**Task instructions**
a – Rewrite the bug report from "As a result, two" to "(with above config)", changing "Always" to "Every time".
b – In the bug report, what version-release number is given for the selected component?

Bug 461000

Summary: two dumps are captured when default action is set as halt.
Product: Red Hat Enterprise Linux 5 Reporter: Hiromitsu KIKUCHI <kikuchi.hiromitsu>
Component: kexec-toolsAssignee: Neil Horman <nhorman>
Status: CLOSED DUPLICATE QA Contact: Martin Jenner <mjenner>
Severity: medium Docs Contact:
Priority: medium    
Version: 5.2CC: benl, hfuchi, lwang, mgahagan, nhorman, qcai, varekova
Target Milestone: beta   
Target Release: ---   
Hardware: All   
OS: Linux   
Whiteboard:
Fixed In Version: Doc Type: Bug Fix
Doc Text:
Story Points: ---
Clone Of: Environment:
Last Closed: 2008-10-13 10:42:03 UTC Type: ---
Regression: --- Mount Type: ---
Documentation: --- CRM:
Verified Versions: Category: ---
oVirt Team: --- RHEL 7.3 requirements from Atomic Host:
Cloudforms Team: --- Target Upstream Version:
Embargoed:
Attachments:
Description Flags
the console log of the 2nd kernel.
none
the 2nd kernel was not dropped to a shell. none

Description Hiromitsu KIKUCHI 2008-09-03 09:00:49 UTC
Description of problem:

  I configured kdump.conf with the following contents:
  -------------------
  ext3    /dev/sda12   # dump partition
  path    /crash
  default halt
  -------------------

  I expected that the 2nd kernel would halt as soon as a dump had finished,
  but it didn't.
  As a result, two dumps were captured.

Version-Release number of selected component (if applicable):

  kexec-tools-1.102pre-21.el5

How reproducible:

  Always. (with above config)

**Listed entries**
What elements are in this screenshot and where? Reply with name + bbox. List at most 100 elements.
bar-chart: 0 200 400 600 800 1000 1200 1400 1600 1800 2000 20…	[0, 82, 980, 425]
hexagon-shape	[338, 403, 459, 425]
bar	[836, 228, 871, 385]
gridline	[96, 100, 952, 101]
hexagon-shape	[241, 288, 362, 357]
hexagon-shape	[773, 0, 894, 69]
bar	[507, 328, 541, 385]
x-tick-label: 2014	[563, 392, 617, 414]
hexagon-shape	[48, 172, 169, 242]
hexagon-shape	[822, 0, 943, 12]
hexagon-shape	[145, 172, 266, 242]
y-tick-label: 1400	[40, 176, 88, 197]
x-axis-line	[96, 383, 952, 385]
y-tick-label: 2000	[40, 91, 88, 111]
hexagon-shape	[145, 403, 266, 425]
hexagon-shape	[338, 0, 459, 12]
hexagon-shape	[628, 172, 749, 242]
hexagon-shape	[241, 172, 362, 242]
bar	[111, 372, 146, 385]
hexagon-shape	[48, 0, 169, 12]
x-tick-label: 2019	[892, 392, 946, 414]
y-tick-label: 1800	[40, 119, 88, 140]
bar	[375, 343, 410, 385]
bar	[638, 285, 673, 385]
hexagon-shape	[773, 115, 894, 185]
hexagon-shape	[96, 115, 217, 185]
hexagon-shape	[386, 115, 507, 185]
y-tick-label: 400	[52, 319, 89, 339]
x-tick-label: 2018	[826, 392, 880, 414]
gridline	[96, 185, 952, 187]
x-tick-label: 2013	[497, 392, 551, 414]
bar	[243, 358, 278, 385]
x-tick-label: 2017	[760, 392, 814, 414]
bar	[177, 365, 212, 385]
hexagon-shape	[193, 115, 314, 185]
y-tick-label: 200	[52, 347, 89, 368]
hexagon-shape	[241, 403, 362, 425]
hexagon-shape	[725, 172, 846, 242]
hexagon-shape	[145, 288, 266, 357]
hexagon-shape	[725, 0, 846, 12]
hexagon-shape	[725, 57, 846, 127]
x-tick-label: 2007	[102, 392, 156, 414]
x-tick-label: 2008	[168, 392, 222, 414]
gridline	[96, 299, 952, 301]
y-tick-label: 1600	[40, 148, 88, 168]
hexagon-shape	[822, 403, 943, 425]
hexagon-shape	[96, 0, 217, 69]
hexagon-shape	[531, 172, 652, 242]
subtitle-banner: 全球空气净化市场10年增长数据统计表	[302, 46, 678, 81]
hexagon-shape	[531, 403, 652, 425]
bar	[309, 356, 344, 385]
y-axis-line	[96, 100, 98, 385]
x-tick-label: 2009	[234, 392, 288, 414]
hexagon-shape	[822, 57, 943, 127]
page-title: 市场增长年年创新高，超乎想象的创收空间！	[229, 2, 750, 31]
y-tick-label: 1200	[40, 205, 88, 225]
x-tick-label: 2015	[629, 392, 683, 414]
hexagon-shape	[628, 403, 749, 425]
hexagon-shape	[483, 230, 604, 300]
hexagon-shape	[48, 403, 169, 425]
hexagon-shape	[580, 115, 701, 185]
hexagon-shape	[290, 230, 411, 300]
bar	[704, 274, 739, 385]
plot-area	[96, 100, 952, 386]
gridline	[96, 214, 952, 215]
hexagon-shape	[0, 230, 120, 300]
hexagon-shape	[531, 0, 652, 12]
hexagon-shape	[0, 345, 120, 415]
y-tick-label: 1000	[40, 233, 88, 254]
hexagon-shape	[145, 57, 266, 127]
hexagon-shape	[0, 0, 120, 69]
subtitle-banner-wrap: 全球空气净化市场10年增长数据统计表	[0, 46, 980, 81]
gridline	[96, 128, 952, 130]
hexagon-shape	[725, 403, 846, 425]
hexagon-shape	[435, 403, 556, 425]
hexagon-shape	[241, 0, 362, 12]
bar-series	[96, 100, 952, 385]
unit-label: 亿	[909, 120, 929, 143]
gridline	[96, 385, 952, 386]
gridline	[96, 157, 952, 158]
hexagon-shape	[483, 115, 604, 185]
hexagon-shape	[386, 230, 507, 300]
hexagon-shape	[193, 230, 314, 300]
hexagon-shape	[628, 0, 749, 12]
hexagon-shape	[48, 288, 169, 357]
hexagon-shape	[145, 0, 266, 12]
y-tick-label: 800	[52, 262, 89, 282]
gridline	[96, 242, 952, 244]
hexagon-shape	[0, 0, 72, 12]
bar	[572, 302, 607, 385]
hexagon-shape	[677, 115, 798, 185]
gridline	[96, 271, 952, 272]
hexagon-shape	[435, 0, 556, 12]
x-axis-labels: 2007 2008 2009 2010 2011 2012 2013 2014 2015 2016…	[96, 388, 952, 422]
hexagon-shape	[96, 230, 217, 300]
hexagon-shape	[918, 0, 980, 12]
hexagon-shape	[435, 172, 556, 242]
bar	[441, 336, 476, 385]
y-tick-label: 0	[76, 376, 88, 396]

**Answers to the exercise**
a –
As a result, two dumps were captured.

Version-Release number of selected component (if applicable):

  kexec-tools-1.102pre-21.el5

How reproducible:

  Every time. (with above config)

b – kexec-tools-1.102pre-21.el5